**What the task requires**
Determine which lines contain the word "wind", then copy those lines.

(Collected data entries)
------------------------------------------------------------
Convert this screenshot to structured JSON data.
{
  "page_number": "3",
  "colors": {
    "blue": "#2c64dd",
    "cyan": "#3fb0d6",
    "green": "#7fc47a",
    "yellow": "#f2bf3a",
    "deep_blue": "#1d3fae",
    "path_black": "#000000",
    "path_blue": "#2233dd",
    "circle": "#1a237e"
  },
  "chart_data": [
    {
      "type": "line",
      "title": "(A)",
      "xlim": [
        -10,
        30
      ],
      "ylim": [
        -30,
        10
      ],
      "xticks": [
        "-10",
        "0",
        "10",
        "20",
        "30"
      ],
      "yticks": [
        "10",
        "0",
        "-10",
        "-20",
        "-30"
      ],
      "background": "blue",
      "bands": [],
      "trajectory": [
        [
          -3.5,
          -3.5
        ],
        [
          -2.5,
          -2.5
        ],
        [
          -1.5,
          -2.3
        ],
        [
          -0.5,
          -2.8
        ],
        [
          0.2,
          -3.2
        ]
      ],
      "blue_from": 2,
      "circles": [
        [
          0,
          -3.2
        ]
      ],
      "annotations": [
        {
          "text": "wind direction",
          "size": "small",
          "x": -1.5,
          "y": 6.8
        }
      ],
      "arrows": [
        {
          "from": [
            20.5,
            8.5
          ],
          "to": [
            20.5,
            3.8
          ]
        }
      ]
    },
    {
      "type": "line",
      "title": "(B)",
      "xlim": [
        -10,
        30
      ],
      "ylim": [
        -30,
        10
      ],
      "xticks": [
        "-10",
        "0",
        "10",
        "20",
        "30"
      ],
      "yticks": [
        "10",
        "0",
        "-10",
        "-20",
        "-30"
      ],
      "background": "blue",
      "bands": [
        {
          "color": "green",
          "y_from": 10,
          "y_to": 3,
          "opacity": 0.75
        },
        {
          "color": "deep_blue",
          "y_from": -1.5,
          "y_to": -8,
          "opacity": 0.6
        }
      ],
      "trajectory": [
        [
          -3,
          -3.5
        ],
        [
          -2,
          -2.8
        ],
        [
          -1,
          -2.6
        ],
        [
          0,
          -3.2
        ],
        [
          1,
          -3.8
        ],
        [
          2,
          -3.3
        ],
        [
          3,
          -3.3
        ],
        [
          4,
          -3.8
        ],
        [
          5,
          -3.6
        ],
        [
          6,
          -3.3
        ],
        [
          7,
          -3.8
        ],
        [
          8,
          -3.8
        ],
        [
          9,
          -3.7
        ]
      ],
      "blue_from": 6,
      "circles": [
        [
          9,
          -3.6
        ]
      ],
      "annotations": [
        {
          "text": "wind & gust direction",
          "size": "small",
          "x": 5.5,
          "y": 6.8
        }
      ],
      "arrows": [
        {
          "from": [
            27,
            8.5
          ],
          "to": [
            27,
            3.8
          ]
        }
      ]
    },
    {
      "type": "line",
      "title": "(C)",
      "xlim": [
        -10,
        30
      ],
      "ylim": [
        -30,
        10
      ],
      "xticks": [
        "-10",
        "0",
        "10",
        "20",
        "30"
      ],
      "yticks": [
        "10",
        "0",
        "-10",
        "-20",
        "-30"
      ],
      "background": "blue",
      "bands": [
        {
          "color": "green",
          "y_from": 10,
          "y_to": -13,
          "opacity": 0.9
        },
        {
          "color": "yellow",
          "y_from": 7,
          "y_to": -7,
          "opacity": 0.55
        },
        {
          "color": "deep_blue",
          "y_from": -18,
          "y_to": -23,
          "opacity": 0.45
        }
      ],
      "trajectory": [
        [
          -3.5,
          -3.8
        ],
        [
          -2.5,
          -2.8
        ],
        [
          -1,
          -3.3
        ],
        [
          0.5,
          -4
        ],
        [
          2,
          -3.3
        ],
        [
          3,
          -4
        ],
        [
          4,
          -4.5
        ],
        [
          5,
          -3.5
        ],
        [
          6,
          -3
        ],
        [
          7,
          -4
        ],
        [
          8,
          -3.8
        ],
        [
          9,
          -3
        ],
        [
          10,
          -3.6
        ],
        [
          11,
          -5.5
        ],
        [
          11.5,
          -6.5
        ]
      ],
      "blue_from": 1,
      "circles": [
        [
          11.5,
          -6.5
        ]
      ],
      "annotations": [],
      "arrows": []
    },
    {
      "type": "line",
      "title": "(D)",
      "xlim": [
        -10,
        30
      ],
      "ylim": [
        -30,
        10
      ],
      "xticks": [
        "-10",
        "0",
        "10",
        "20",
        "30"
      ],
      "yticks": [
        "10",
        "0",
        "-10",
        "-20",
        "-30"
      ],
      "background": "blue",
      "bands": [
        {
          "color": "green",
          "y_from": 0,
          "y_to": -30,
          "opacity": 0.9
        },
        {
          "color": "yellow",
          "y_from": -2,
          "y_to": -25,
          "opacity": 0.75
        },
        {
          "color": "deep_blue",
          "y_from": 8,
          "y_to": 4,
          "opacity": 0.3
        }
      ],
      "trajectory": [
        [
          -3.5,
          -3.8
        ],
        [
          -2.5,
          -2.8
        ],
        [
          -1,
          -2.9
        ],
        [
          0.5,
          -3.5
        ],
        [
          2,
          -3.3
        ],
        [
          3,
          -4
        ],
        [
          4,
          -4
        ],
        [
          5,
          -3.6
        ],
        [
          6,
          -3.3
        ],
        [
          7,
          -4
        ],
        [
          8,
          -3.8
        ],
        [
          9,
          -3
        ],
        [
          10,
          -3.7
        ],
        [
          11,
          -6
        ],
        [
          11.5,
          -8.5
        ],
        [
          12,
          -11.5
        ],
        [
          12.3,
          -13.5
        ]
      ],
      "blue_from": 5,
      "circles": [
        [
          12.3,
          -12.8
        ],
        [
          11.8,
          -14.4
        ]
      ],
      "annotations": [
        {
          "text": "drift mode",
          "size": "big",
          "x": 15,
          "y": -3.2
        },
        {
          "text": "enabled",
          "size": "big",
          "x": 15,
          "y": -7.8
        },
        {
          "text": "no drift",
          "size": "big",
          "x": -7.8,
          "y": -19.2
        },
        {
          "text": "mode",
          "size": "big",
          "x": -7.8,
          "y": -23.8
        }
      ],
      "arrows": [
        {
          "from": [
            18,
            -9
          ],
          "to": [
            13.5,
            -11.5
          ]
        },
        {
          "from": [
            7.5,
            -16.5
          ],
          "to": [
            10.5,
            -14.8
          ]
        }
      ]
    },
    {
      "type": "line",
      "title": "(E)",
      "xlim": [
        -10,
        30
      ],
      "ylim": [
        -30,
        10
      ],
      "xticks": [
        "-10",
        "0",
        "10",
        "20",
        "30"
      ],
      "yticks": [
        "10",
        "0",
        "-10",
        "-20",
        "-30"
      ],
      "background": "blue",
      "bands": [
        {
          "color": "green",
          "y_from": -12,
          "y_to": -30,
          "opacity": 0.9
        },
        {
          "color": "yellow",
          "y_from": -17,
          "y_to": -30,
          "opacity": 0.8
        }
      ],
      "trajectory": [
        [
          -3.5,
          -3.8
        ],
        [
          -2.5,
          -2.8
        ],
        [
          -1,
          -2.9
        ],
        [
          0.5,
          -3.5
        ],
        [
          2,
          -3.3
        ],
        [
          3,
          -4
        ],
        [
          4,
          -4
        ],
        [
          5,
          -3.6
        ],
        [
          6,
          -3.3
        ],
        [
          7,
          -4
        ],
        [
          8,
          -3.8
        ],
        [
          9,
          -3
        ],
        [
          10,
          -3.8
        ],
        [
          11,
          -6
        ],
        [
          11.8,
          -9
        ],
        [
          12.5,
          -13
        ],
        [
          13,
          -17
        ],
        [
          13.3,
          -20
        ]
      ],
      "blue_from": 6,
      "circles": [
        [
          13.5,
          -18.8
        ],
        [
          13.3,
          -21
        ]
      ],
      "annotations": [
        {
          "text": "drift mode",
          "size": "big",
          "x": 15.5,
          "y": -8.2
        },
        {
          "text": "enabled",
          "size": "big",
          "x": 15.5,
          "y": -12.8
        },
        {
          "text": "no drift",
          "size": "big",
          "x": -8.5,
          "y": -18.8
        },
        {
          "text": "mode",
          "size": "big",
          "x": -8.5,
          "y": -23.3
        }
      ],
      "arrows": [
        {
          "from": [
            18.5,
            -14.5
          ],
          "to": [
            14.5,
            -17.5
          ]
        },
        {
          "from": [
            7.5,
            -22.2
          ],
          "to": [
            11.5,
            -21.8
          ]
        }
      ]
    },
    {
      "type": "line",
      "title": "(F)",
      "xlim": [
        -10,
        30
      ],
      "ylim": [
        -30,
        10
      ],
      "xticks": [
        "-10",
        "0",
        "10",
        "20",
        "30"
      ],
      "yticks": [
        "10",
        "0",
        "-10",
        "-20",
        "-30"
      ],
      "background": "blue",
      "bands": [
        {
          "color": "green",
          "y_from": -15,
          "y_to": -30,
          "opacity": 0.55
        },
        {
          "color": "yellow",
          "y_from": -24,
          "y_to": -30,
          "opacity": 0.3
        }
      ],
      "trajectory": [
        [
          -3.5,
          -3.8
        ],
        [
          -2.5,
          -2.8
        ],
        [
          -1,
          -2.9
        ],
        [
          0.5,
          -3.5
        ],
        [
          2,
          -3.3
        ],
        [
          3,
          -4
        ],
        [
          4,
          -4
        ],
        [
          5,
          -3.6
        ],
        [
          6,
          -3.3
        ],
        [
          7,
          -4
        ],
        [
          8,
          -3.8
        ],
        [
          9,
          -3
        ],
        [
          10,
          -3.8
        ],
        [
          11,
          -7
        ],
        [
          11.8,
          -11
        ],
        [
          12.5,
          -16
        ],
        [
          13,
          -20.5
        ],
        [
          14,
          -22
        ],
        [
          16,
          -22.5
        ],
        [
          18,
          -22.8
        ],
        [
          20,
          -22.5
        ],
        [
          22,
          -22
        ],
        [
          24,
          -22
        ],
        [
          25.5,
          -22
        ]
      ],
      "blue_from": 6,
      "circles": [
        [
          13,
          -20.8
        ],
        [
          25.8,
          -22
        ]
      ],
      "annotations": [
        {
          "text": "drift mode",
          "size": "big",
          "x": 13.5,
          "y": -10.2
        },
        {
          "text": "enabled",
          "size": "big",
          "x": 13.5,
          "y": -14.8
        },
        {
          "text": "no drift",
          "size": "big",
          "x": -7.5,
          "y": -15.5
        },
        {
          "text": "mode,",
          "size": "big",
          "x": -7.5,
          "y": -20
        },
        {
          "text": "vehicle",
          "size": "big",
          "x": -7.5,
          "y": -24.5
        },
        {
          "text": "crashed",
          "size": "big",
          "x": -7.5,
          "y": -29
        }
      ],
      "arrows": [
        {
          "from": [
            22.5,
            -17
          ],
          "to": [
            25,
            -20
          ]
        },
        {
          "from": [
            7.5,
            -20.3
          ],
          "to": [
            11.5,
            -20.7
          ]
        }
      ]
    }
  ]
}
------------------------------------------------------------
**Worked solution**
          "text": "wind direction",
          "text": "wind & gust direction",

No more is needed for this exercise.